Recast every line of the data below as a two-column Markdown table, with Row holding a sequential number and Line holding the line's text. Skip blank lines and leave the pictures out.

## SUPPLIED DATA
[start]
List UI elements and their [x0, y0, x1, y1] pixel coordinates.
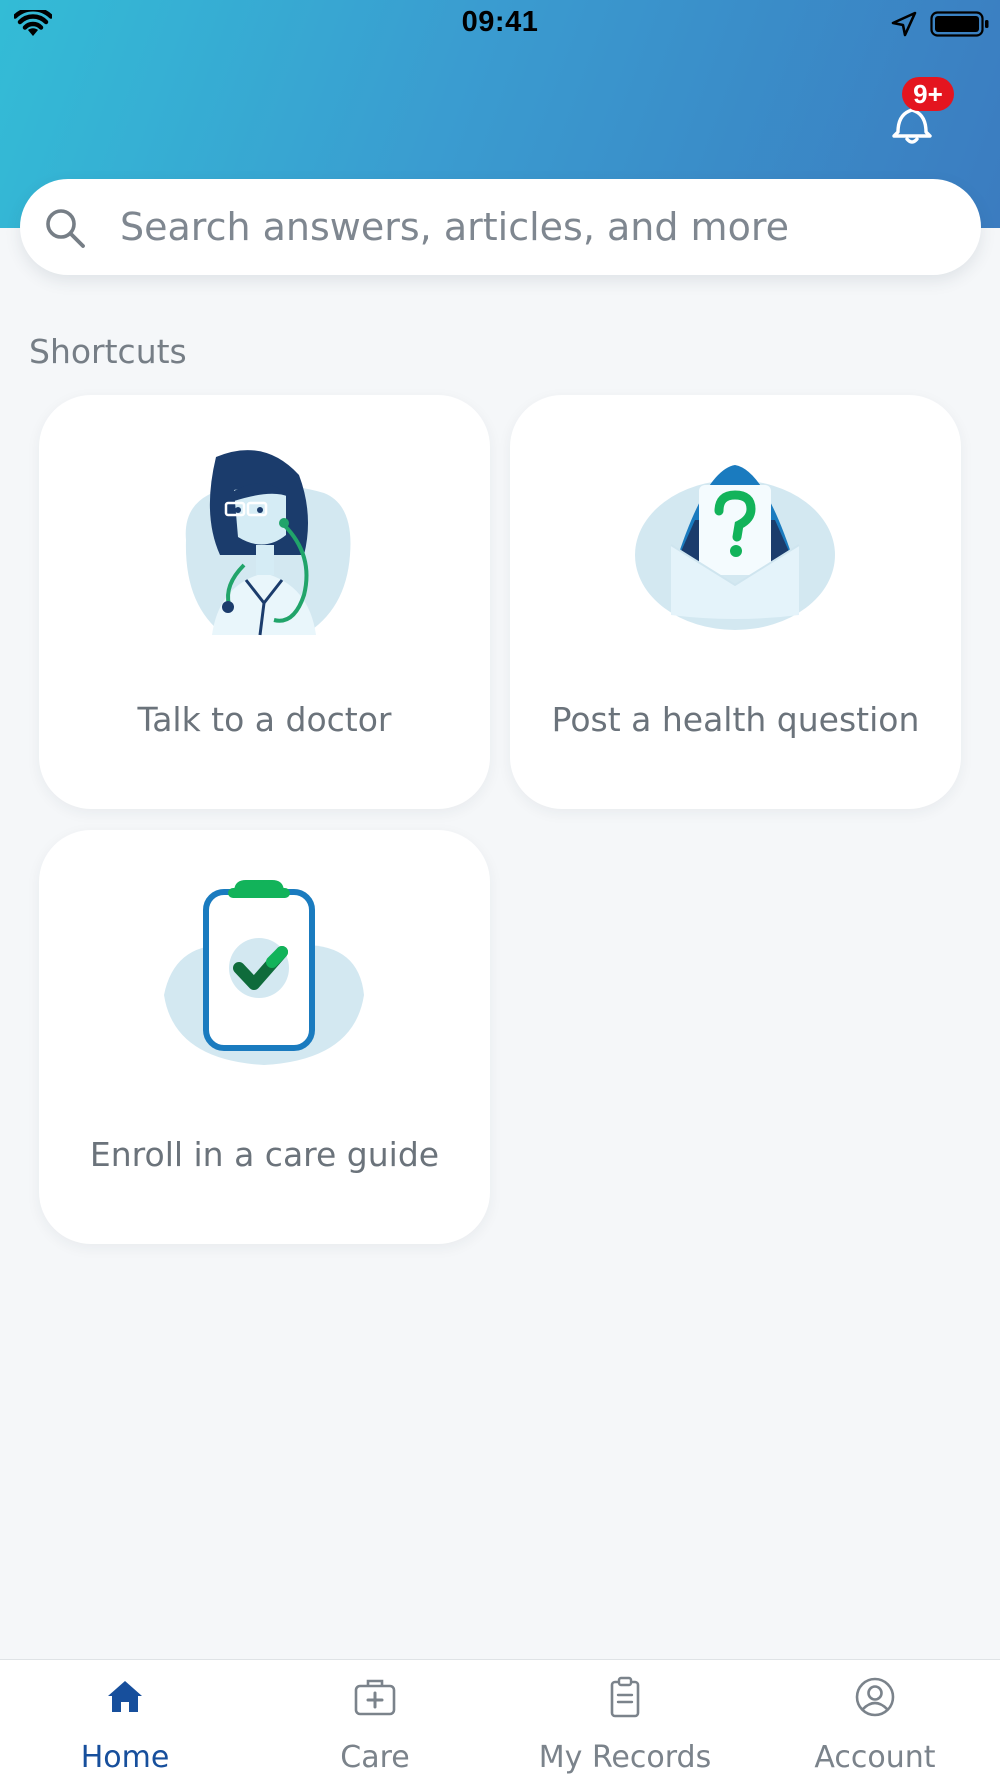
- tab-bar: Home Care My Records Account: [0, 1659, 1000, 1778]
- notification-badge: 9+: [902, 77, 954, 111]
- tab-my-records[interactable]: My Records: [500, 1660, 750, 1778]
- tab-label: Home: [80, 1740, 170, 1775]
- medical-kit-icon: [354, 1679, 396, 1716]
- tab-label: Account: [814, 1740, 936, 1775]
- tab-care[interactable]: Care: [250, 1660, 500, 1778]
- clipboard-icon: [610, 1676, 640, 1718]
- tab-label: Care: [340, 1740, 410, 1775]
- tab-home[interactable]: Home: [0, 1660, 250, 1778]
- shortcut-label: Enroll in a care guide: [89, 1135, 440, 1174]
- shortcuts-title: Shortcuts: [29, 332, 187, 371]
- search-input[interactable]: [120, 179, 950, 275]
- search-icon: [46, 209, 85, 248]
- tab-account[interactable]: Account: [750, 1660, 1000, 1778]
- clipboard-check-illustration-icon: [164, 880, 364, 1065]
- shortcut-talk-to-doctor[interactable]: Talk to a doctor: [39, 395, 490, 809]
- status-time: 09:41: [461, 6, 539, 38]
- home-icon: [108, 1681, 142, 1712]
- shortcut-label: Post a health question: [551, 700, 920, 739]
- battery-icon: [930, 11, 989, 37]
- question-envelope-illustration-icon: [635, 465, 835, 630]
- status-bar: 09:41: [0, 0, 1000, 48]
- shortcut-post-health-question[interactable]: Post a health question: [510, 395, 961, 809]
- home-screen: 09:41 9+ Shortcuts: [0, 0, 1000, 1778]
- location-arrow-icon: [891, 11, 917, 37]
- user-circle-icon: [855, 1677, 895, 1717]
- tab-label: My Records: [538, 1740, 712, 1775]
- doctor-illustration-icon: [185, 450, 351, 636]
- shortcut-enroll-care-guide[interactable]: Enroll in a care guide: [39, 830, 490, 1244]
- shortcut-label: Talk to a doctor: [137, 700, 392, 739]
- search-bar[interactable]: [20, 179, 981, 275]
[end]
## FULL ANSWER
| Row | Line |
|---|---|
| 1 | List UI elements and their [x0, y0, x1, y1] pixel coordinates. |
| 2 | - tab-bar: Home Care My Records Account: [0, 1659, 1000, 1778] |
| 3 | - notification-badge: 9+: [902, 77, 954, 111] |
| 4 | - tab-my-records[interactable]: My Records: [500, 1660, 750, 1778] |
| 5 | - tab-label: Home: [80, 1740, 170, 1775] |
| 6 | - medical-kit-icon: [354, 1679, 396, 1716] |
| 7 | - tab-label: Account: [814, 1740, 936, 1775] |
| 8 | - tab-care[interactable]: Care: [250, 1660, 500, 1778] |
| 9 | - clipboard-icon: [610, 1676, 640, 1718] |
| 10 | - tab-label: Care: [340, 1740, 410, 1775] |
| 11 | - tab-home[interactable]: Home: [0, 1660, 250, 1778] |
| 12 | - shortcut-label: Enroll in a care guide: [89, 1135, 440, 1174] |
| 13 | - shortcuts-title: Shortcuts: [29, 332, 187, 371] |
| 14 | - search-input[interactable]: [120, 179, 950, 275] |
| 15 | - search-icon: [46, 209, 85, 248] |
| 16 | - tab-account[interactable]: Account: [750, 1660, 1000, 1778] |
| 17 | - clipboard-check-illustration-icon: [164, 880, 364, 1065] |
| 18 | - shortcut-talk-to-doctor[interactable]: Talk to a doctor: [39, 395, 490, 809] |
| 19 | - status-time: 09:41: [461, 6, 539, 38] |
| 20 | - home-icon: [108, 1681, 142, 1712] |
| 21 | - shortcut-label: Post a health question: [551, 700, 920, 739] |
| 22 | - battery-icon: [930, 11, 989, 37] |
| 23 | - question-envelope-illustration-icon: [635, 465, 835, 630] |
| 24 | - status-bar: 09:41: [0, 0, 1000, 48] |
| 25 | - shortcut-post-health-question[interactable]: Post a health question: [510, 395, 961, 809] |
| 26 | - home-screen: 09:41 9+ Shortcuts: [0, 0, 1000, 1778] |
| 27 | - location-arrow-icon: [891, 11, 917, 37] |
| 28 | - user-circle-icon: [855, 1677, 895, 1717] |
| 29 | - tab-label: My Records: [538, 1740, 712, 1775] |
| 30 | - doctor-illustration-icon: [185, 450, 351, 636] |
| 31 | - shortcut-enroll-care-guide[interactable]: Enroll in a care guide: [39, 830, 490, 1244] |
| 32 | - shortcut-label: Talk to a doctor: [137, 700, 392, 739] |
| 33 | - search-bar[interactable]: [20, 179, 981, 275] |